» **Stored entries**:
──────────

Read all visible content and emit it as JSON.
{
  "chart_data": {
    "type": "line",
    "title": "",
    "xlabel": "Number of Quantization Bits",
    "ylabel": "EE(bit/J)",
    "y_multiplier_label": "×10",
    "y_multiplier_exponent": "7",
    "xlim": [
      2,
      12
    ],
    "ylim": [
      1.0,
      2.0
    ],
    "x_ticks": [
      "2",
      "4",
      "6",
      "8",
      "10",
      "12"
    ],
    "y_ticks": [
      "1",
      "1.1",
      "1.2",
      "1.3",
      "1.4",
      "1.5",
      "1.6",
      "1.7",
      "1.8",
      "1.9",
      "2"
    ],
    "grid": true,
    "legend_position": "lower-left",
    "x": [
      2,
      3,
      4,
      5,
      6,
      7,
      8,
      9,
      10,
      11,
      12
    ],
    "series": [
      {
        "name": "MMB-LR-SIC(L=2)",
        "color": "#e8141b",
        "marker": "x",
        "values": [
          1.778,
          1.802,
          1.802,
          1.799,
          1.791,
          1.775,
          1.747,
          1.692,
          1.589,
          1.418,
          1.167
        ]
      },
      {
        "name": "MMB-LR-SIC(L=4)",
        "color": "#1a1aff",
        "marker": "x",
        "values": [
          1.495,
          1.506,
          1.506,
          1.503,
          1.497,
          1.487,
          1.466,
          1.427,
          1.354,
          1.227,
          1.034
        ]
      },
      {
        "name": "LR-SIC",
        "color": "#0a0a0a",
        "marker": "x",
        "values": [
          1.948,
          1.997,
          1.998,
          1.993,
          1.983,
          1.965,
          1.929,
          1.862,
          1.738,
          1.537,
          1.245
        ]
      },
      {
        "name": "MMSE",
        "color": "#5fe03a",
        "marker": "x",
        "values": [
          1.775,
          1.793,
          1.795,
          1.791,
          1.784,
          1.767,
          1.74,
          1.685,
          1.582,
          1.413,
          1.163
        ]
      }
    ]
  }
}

──────────

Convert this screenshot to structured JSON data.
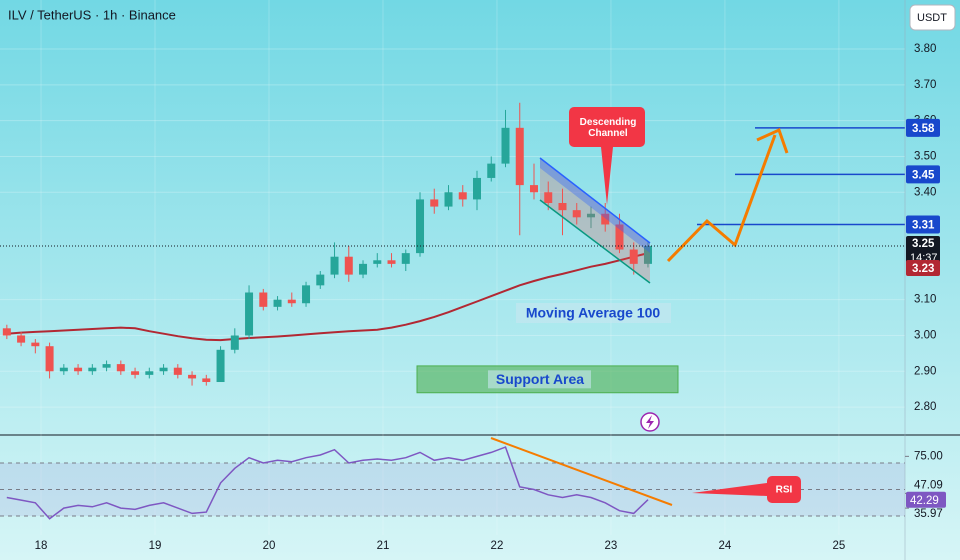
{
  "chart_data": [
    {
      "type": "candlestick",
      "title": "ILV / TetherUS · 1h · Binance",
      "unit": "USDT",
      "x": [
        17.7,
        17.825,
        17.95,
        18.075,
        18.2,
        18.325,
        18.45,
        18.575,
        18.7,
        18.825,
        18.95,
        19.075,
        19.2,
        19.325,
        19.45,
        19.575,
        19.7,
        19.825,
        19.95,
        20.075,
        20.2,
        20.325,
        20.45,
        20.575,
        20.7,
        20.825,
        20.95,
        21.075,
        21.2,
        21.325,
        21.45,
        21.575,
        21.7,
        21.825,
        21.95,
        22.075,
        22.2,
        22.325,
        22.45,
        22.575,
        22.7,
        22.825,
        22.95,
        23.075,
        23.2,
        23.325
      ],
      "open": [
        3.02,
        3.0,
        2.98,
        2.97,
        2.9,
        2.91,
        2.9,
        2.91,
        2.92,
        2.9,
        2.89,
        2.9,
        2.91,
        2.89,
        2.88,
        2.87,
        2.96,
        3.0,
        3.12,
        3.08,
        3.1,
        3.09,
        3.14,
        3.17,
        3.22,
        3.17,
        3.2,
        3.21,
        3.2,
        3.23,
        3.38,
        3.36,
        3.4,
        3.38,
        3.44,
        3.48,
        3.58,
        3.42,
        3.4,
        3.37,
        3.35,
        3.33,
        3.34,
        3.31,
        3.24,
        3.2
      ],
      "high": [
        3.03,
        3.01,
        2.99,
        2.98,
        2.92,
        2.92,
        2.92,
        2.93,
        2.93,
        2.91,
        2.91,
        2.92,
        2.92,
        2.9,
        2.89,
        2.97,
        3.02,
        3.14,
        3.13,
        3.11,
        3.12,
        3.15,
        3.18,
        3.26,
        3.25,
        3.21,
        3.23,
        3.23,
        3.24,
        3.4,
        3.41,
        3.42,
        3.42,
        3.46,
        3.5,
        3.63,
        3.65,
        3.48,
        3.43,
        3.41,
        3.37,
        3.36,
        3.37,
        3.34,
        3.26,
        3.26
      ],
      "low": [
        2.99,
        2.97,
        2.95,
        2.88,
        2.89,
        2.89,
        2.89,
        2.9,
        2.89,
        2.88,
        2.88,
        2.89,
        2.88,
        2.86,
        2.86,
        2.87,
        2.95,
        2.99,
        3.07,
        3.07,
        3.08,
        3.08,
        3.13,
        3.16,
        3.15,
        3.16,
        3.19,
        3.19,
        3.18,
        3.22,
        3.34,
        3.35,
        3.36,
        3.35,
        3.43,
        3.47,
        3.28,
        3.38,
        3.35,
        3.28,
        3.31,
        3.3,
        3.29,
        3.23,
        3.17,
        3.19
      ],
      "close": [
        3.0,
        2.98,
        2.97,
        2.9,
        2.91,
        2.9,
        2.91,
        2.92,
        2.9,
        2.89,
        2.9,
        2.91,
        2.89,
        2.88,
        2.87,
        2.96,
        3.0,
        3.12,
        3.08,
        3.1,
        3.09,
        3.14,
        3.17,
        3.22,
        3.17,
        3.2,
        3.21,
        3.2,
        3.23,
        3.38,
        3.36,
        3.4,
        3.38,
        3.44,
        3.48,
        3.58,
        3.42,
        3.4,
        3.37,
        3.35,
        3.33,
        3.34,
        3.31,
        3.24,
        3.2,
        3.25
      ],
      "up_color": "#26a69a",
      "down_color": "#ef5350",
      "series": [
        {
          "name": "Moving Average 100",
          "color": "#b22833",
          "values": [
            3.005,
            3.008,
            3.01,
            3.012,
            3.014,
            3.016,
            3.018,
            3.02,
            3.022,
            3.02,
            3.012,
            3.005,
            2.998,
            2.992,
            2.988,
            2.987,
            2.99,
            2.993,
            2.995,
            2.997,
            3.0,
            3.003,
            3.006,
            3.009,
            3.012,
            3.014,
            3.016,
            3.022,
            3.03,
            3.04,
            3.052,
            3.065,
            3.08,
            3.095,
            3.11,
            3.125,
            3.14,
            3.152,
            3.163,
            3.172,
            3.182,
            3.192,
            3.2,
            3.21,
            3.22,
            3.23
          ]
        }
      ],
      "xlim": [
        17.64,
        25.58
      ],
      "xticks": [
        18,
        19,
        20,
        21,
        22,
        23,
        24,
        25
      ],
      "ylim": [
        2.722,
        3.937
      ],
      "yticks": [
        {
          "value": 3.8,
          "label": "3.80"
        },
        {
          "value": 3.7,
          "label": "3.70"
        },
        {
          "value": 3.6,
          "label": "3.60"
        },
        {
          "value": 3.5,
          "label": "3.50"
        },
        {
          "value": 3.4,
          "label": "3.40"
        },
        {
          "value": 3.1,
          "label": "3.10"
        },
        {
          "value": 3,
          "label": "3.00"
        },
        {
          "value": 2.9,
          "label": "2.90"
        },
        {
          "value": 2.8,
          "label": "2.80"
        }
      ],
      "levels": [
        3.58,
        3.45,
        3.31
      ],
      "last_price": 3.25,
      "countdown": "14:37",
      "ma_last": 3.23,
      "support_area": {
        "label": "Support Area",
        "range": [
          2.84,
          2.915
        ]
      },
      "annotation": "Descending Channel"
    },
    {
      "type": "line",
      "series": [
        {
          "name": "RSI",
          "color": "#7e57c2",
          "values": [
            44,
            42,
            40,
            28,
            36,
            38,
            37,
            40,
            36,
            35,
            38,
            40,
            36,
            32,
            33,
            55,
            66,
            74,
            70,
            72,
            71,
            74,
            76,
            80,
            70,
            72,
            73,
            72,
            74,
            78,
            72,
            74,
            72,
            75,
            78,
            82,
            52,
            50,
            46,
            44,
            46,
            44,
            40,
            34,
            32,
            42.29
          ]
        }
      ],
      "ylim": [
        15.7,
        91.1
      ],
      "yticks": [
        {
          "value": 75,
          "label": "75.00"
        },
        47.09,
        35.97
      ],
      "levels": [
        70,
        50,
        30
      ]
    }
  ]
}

──────────

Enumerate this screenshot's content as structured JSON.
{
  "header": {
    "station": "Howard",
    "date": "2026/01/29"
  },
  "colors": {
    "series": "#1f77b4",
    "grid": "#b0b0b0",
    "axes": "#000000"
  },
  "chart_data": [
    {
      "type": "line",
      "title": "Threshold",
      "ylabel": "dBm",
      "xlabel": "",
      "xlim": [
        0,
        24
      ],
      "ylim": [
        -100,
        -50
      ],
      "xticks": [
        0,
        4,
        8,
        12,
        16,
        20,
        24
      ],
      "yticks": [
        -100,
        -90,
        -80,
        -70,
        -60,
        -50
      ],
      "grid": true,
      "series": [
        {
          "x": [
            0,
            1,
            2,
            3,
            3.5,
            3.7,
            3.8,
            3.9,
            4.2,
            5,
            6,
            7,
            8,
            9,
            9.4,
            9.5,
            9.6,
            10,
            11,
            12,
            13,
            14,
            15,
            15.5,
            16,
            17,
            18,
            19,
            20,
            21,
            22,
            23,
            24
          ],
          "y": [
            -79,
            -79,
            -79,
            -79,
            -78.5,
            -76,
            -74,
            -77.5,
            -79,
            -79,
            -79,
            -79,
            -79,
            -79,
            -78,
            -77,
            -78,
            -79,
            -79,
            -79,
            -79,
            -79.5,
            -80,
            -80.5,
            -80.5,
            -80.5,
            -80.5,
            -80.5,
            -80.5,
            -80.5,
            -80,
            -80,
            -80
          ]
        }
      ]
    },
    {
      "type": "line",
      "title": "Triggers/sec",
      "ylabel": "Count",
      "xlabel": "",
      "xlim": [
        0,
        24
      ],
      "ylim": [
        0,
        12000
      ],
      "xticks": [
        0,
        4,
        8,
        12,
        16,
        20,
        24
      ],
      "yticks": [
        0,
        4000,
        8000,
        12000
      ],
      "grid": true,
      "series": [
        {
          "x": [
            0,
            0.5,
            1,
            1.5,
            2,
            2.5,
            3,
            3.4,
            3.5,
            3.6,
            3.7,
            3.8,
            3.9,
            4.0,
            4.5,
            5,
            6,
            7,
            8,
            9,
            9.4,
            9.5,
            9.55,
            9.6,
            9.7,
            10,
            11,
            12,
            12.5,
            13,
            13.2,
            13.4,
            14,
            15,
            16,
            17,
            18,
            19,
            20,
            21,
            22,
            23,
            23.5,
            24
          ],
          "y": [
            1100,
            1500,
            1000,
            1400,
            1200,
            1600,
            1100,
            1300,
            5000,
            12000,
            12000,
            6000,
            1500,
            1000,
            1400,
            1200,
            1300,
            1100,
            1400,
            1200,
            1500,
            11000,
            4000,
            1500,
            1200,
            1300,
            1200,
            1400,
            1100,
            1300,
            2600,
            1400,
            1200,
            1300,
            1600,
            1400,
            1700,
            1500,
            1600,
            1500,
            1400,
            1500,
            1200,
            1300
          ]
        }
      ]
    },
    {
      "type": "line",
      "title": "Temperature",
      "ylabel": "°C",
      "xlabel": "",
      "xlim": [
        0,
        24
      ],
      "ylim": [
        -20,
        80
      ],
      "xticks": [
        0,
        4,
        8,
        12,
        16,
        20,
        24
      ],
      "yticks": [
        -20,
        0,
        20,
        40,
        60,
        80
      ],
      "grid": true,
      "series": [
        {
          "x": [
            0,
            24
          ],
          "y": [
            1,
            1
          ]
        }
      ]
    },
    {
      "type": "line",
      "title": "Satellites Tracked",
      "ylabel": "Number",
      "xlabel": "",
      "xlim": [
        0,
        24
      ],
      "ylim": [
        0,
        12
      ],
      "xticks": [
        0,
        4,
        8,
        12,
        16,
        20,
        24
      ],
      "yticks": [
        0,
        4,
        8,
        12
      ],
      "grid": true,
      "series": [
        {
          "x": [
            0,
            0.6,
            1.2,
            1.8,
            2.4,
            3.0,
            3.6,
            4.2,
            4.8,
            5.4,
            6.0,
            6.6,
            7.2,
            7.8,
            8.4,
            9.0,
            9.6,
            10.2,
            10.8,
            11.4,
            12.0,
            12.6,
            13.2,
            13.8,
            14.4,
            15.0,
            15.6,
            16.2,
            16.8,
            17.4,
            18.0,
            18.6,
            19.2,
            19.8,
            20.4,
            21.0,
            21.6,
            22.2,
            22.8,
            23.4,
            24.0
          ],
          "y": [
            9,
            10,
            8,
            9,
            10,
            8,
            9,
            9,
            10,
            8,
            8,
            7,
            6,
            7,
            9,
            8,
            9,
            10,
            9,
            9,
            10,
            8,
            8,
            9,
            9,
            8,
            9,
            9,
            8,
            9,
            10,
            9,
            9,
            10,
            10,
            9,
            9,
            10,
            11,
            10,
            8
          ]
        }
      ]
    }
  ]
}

──────────

» **WHAT YOU WILL DO**:
Search the data for the string "name". List each line that has it.

» **FULL SOLUTION**:
        "name": "MMB-LR-SIC(L=2)",
        "name": "MMB-LR-SIC(L=4)",
        "name": "LR-SIC",
        "name": "MMSE",
          "name": "Moving Average 100",
          "name": "RSI",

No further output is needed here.